→ **TASK GOAL**:
Read the lines below. Copy out any that hold the string "description".

(Part of a data file)
# # # # #

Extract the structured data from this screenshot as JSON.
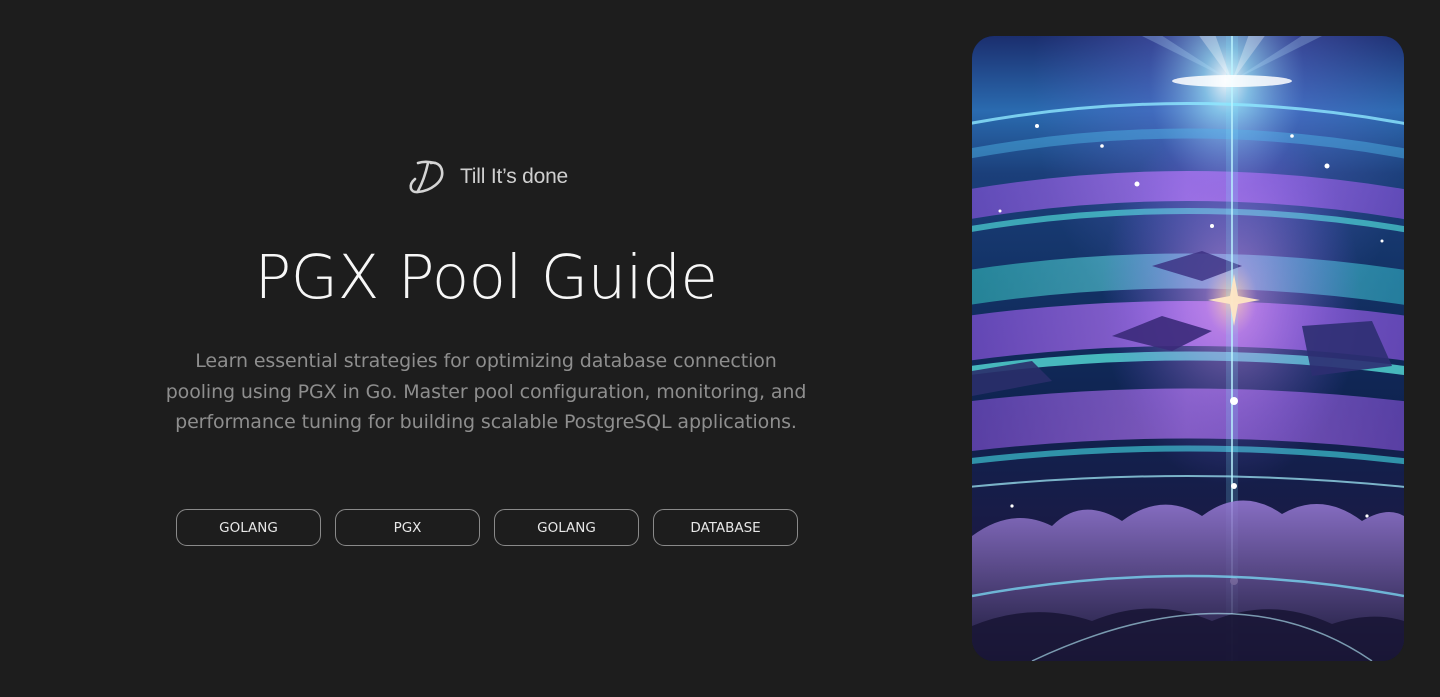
{
  "brand": {
    "name": "Till It’s done",
    "logo_icon": "td-monogram-icon"
  },
  "hero": {
    "title": "PGX Pool Guide",
    "description": "Learn essential strategies for optimizing database connection pooling using PGX in Go. Master pool configuration, monitoring, and performance tuning for building scalable PostgreSQL applications."
  },
  "tags": [
    {
      "label": "GOLANG"
    },
    {
      "label": "PGX"
    },
    {
      "label": "GOLANG"
    },
    {
      "label": "DATABASE"
    }
  ],
  "colors": {
    "background": "#1d1d1d",
    "title": "#f7f7f7",
    "description": "#8e8e8e",
    "tag_border": "#8a8a8a"
  }
}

# # # # #

→ **THE RESPONSE**:
    "description": "Learn essential strategies for optimizing database connection pooling using PGX in Go. Master pool configuration, monitoring, and performance tuning for building scalable PostgreSQL applications."
    "description": "#8e8e8e",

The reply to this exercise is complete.